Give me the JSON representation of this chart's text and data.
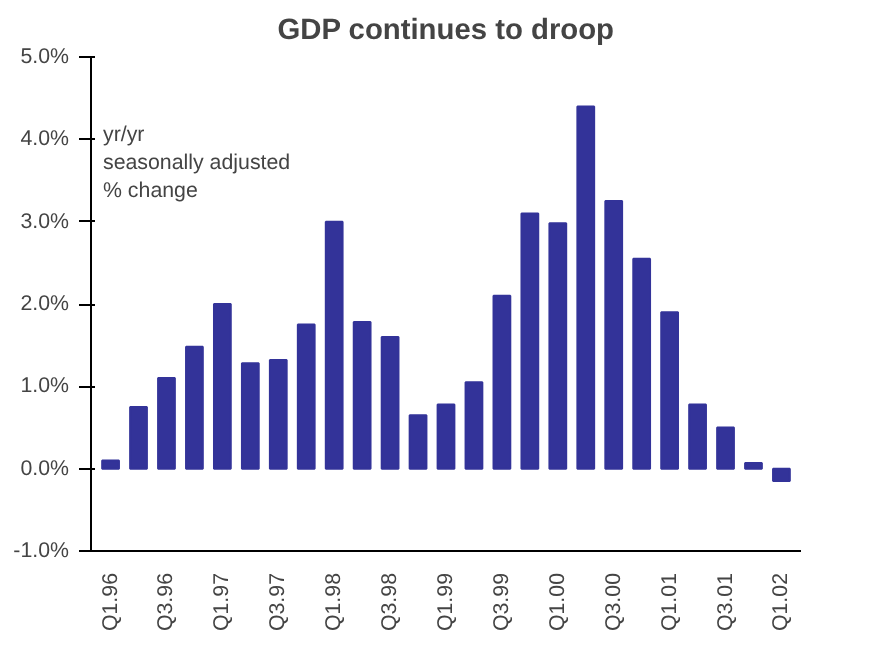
{
  "chart_data": {
    "type": "bar",
    "title": "GDP continues to droop",
    "categories": [
      "Q1.96",
      null,
      "Q3.96",
      null,
      "Q1.97",
      null,
      "Q3.97",
      null,
      "Q1.98",
      null,
      "Q3.98",
      null,
      "Q1.99",
      null,
      "Q3.99",
      null,
      "Q1.00",
      null,
      "Q3.00",
      null,
      "Q1.01",
      null,
      "Q3.01",
      null,
      "Q1.02"
    ],
    "values": [
      0.1,
      0.75,
      1.1,
      1.48,
      2.0,
      1.28,
      1.32,
      1.75,
      3.0,
      1.78,
      1.6,
      0.65,
      0.78,
      1.05,
      2.1,
      3.1,
      2.98,
      4.4,
      3.25,
      2.55,
      1.9,
      0.78,
      0.5,
      0.07,
      -0.15
    ],
    "color": "#333399",
    "ylim": [
      -1,
      5
    ],
    "yticks": [
      {
        "value": -1,
        "label": "-1.0%"
      },
      {
        "value": 0,
        "label": "0.0%"
      },
      {
        "value": 1,
        "label": "1.0%"
      },
      {
        "value": 2,
        "label": "2.0%"
      },
      {
        "value": 3,
        "label": "3.0%"
      },
      {
        "value": 4,
        "label": "4.0%"
      },
      {
        "value": 5,
        "label": "5.0%"
      }
    ],
    "annotations": [
      "yr/yr",
      "seasonally adjusted",
      "% change"
    ],
    "grid": false
  }
}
════
Task requirements -> Copy out each record shown above without alteration, skipping any picture.

Task answer ->
Give me the JSON representation of this chart's text and data.
{
  "chart_data": {
    "type": "bar",
    "title": "GDP continues to droop",
    "categories": [
      "Q1.96",
      null,
      "Q3.96",
      null,
      "Q1.97",
      null,
      "Q3.97",
      null,
      "Q1.98",
      null,
      "Q3.98",
      null,
      "Q1.99",
      null,
      "Q3.99",
      null,
      "Q1.00",
      null,
      "Q3.00",
      null,
      "Q1.01",
      null,
      "Q3.01",
      null,
      "Q1.02"
    ],
    "values": [
      0.1,
      0.75,
      1.1,
      1.48,
      2.0,
      1.28,
      1.32,
      1.75,
      3.0,
      1.78,
      1.6,
      0.65,
      0.78,
      1.05,
      2.1,
      3.1,
      2.98,
      4.4,
      3.25,
      2.55,
      1.9,
      0.78,
      0.5,
      0.07,
      -0.15
    ],
    "color": "#333399",
    "ylim": [
      -1,
      5
    ],
    "yticks": [
      {
        "value": -1,
        "label": "-1.0%"
      },
      {
        "value": 0,
        "label": "0.0%"
      },
      {
        "value": 1,
        "label": "1.0%"
      },
      {
        "value": 2,
        "label": "2.0%"
      },
      {
        "value": 3,
        "label": "3.0%"
      },
      {
        "value": 4,
        "label": "4.0%"
      },
      {
        "value": 5,
        "label": "5.0%"
      }
    ],
    "annotations": [
      "yr/yr",
      "seasonally adjusted",
      "% change"
    ],
    "grid": false
  }
}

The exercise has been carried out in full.